(Some records)
--- BEGIN ---

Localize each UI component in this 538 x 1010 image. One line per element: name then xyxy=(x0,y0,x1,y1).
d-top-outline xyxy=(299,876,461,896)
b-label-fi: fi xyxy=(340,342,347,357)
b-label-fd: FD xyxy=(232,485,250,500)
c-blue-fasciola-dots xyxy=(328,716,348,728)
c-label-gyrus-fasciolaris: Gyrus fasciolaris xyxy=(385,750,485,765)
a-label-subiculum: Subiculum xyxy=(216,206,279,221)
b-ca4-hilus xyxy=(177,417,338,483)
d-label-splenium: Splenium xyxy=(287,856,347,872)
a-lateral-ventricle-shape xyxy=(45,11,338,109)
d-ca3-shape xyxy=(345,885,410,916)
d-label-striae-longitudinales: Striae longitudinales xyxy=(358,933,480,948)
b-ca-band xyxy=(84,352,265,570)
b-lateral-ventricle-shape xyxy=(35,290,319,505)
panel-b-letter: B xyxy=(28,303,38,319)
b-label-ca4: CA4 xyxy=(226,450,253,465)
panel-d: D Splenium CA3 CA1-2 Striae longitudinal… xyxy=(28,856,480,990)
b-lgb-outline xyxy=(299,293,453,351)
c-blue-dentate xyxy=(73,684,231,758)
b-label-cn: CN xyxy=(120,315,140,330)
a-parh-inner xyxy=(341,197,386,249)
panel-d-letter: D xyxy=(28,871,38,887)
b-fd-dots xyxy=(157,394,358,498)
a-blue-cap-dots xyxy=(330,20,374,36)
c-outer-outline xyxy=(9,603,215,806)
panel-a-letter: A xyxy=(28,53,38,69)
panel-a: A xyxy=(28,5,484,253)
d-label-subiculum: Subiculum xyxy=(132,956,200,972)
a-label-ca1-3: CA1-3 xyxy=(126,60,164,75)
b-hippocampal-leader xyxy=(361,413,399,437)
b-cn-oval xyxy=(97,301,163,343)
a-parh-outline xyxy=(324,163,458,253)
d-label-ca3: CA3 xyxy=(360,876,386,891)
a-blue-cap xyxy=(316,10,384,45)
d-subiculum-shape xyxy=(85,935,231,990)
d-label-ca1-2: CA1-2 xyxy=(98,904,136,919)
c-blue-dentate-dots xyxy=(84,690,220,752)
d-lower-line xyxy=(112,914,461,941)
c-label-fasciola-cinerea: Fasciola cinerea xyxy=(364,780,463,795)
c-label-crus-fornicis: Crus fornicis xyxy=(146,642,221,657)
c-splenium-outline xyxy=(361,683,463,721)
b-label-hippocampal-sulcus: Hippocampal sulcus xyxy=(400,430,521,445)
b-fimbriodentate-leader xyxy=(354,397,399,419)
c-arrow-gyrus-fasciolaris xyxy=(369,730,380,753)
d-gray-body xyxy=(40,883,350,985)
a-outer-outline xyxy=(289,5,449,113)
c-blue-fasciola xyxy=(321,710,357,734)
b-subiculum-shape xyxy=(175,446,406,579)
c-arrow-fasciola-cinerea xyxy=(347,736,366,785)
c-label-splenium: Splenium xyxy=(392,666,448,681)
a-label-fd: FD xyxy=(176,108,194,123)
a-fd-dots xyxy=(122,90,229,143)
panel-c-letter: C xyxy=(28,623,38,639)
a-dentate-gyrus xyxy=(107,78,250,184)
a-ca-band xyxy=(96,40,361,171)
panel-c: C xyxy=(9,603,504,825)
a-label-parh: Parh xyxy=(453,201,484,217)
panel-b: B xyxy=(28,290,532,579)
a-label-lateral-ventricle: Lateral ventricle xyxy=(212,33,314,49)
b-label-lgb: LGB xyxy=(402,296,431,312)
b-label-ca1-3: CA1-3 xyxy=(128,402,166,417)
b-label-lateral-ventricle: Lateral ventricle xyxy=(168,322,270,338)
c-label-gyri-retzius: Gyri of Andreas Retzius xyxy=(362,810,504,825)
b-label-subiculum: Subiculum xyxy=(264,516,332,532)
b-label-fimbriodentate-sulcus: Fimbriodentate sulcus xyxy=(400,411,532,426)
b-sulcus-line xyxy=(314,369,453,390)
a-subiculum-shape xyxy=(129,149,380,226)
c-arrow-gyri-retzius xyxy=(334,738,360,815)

--- END ---

Do this ->
Please quote all of the data above verbatim, line for line.

Worked solution ->
Localize each UI component in this 538 x 1010 image. One line per element: name then xyxy=(x0,y0,x1,y1).
d-top-outline xyxy=(299,876,461,896)
b-label-fi: fi xyxy=(340,342,347,357)
b-label-fd: FD xyxy=(232,485,250,500)
c-blue-fasciola-dots xyxy=(328,716,348,728)
c-label-gyrus-fasciolaris: Gyrus fasciolaris xyxy=(385,750,485,765)
a-label-subiculum: Subiculum xyxy=(216,206,279,221)
b-ca4-hilus xyxy=(177,417,338,483)
d-label-splenium: Splenium xyxy=(287,856,347,872)
a-lateral-ventricle-shape xyxy=(45,11,338,109)
d-ca3-shape xyxy=(345,885,410,916)
d-label-striae-longitudinales: Striae longitudinales xyxy=(358,933,480,948)
b-ca-band xyxy=(84,352,265,570)
b-lateral-ventricle-shape xyxy=(35,290,319,505)
panel-b-letter: B xyxy=(28,303,38,319)
b-label-ca4: CA4 xyxy=(226,450,253,465)
panel-d: D Splenium CA3 CA1-2 Striae longitudinal… xyxy=(28,856,480,990)
b-lgb-outline xyxy=(299,293,453,351)
c-blue-dentate xyxy=(73,684,231,758)
b-label-cn: CN xyxy=(120,315,140,330)
a-parh-inner xyxy=(341,197,386,249)
panel-d-letter: D xyxy=(28,871,38,887)
b-fd-dots xyxy=(157,394,358,498)
a-blue-cap-dots xyxy=(330,20,374,36)
c-outer-outline xyxy=(9,603,215,806)
panel-a-letter: A xyxy=(28,53,38,69)
panel-a: A xyxy=(28,5,484,253)
d-label-subiculum: Subiculum xyxy=(132,956,200,972)
a-label-ca1-3: CA1-3 xyxy=(126,60,164,75)
b-hippocampal-leader xyxy=(361,413,399,437)
b-cn-oval xyxy=(97,301,163,343)
a-parh-outline xyxy=(324,163,458,253)
d-label-ca3: CA3 xyxy=(360,876,386,891)
a-blue-cap xyxy=(316,10,384,45)
d-subiculum-shape xyxy=(85,935,231,990)
d-label-ca1-2: CA1-2 xyxy=(98,904,136,919)
c-blue-dentate-dots xyxy=(84,690,220,752)
d-lower-line xyxy=(112,914,461,941)
c-label-fasciola-cinerea: Fasciola cinerea xyxy=(364,780,463,795)
c-label-crus-fornicis: Crus fornicis xyxy=(146,642,221,657)
c-splenium-outline xyxy=(361,683,463,721)
b-label-hippocampal-sulcus: Hippocampal sulcus xyxy=(400,430,521,445)
b-fimbriodentate-leader xyxy=(354,397,399,419)
c-arrow-gyrus-fasciolaris xyxy=(369,730,380,753)
d-gray-body xyxy=(40,883,350,985)
a-outer-outline xyxy=(289,5,449,113)
c-blue-fasciola xyxy=(321,710,357,734)
b-subiculum-shape xyxy=(175,446,406,579)
c-arrow-fasciola-cinerea xyxy=(347,736,366,785)
c-label-splenium: Splenium xyxy=(392,666,448,681)
a-label-fd: FD xyxy=(176,108,194,123)
a-fd-dots xyxy=(122,90,229,143)
panel-c-letter: C xyxy=(28,623,38,639)
a-dentate-gyrus xyxy=(107,78,250,184)
a-ca-band xyxy=(96,40,361,171)
panel-c: C xyxy=(9,603,504,825)
a-label-parh: Parh xyxy=(453,201,484,217)
panel-b: B xyxy=(28,290,532,579)
a-label-lateral-ventricle: Lateral ventricle xyxy=(212,33,314,49)
b-label-lgb: LGB xyxy=(402,296,431,312)
b-label-ca1-3: CA1-3 xyxy=(128,402,166,417)
b-label-lateral-ventricle: Lateral ventricle xyxy=(168,322,270,338)
c-label-gyri-retzius: Gyri of Andreas Retzius xyxy=(362,810,504,825)
b-label-subiculum: Subiculum xyxy=(264,516,332,532)
b-label-fimbriodentate-sulcus: Fimbriodentate sulcus xyxy=(400,411,532,426)
b-sulcus-line xyxy=(314,369,453,390)
a-subiculum-shape xyxy=(129,149,380,226)
c-arrow-gyri-retzius xyxy=(334,738,360,815)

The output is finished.